[Records from a data collection]

((

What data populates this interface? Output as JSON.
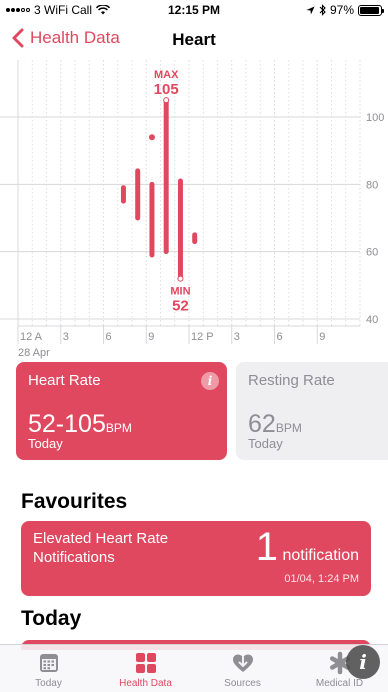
{
  "status_bar": {
    "carrier": "3 WiFi Call",
    "time": "12:15 PM",
    "battery": "97%",
    "battery_level": 0.97
  },
  "nav": {
    "back_label": "Health Data",
    "title": "Heart"
  },
  "chart_data": {
    "type": "range-bar",
    "x_tick_labels": [
      "12 A",
      "3",
      "6",
      "9",
      "12 P",
      "3",
      "6",
      "9"
    ],
    "x_date_label": "28 Apr",
    "y_tick_labels": [
      "100",
      "80",
      "60",
      "40"
    ],
    "y_ticks": [
      100,
      80,
      60,
      40
    ],
    "ylim": [
      40,
      118
    ],
    "xlim": [
      0,
      24
    ],
    "grid": true,
    "color": "#e0485f",
    "bars": [
      {
        "hour": 7.4,
        "min": 75,
        "max": 79
      },
      {
        "hour": 8.4,
        "min": 70,
        "max": 84
      },
      {
        "hour": 9.4,
        "min": 59,
        "max": 80
      },
      {
        "hour": 9.4,
        "min": 94,
        "max": 94
      },
      {
        "hour": 10.4,
        "min": 60,
        "max": 105
      },
      {
        "hour": 11.4,
        "min": 52,
        "max": 81
      },
      {
        "hour": 12.4,
        "min": 63,
        "max": 65
      }
    ],
    "max_annotation": {
      "label": "MAX",
      "value": "105",
      "hour": 10.4,
      "y": 105
    },
    "min_annotation": {
      "label": "MIN",
      "value": "52",
      "hour": 11.4,
      "y": 52
    }
  },
  "cards": {
    "heart_rate": {
      "title": "Heart Rate",
      "value": "52-105",
      "unit": "BPM",
      "sub": "Today"
    },
    "resting_rate": {
      "title": "Resting Rate",
      "value": "62",
      "unit": "BPM",
      "sub": "Today"
    }
  },
  "favourites": {
    "heading": "Favourites",
    "card": {
      "title": "Elevated Heart Rate Notifications",
      "count": "1",
      "count_label": "notification",
      "date": "01/04, 1:24 PM"
    }
  },
  "today": {
    "heading": "Today"
  },
  "tab_bar": {
    "tabs": [
      {
        "label": "Today",
        "icon": "calendar-icon"
      },
      {
        "label": "Health Data",
        "icon": "grid-icon"
      },
      {
        "label": "Sources",
        "icon": "heart-download-icon"
      },
      {
        "label": "Medical ID",
        "icon": "asterisk-icon"
      }
    ]
  },
  "colors": {
    "accent": "#e0485f",
    "card_inactive": "#efeff2",
    "grid": "#d8d8dd"
  }
}
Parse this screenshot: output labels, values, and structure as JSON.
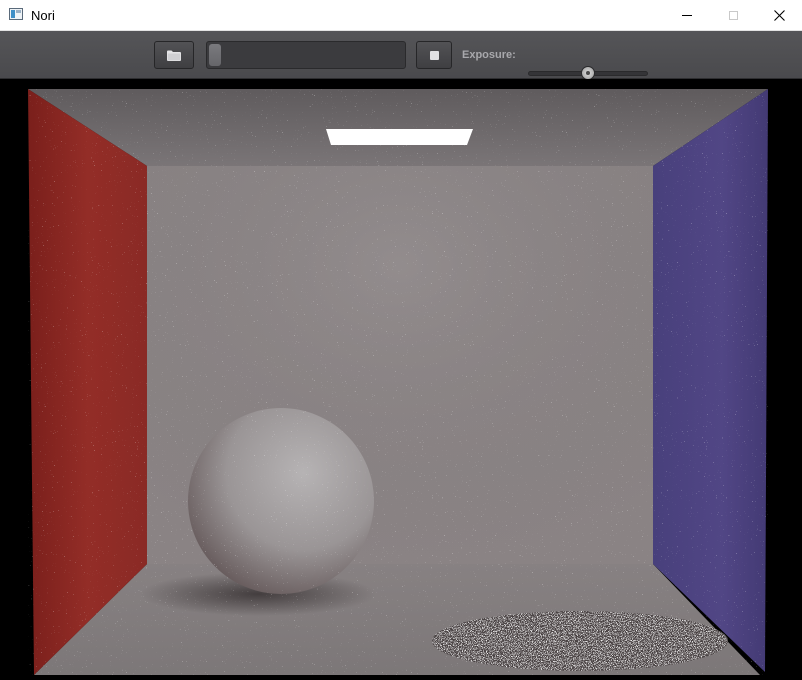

))

Exactly how many lines in the data above contain the word "grid"? Respond with the number and nothing more.

## Finished answer
3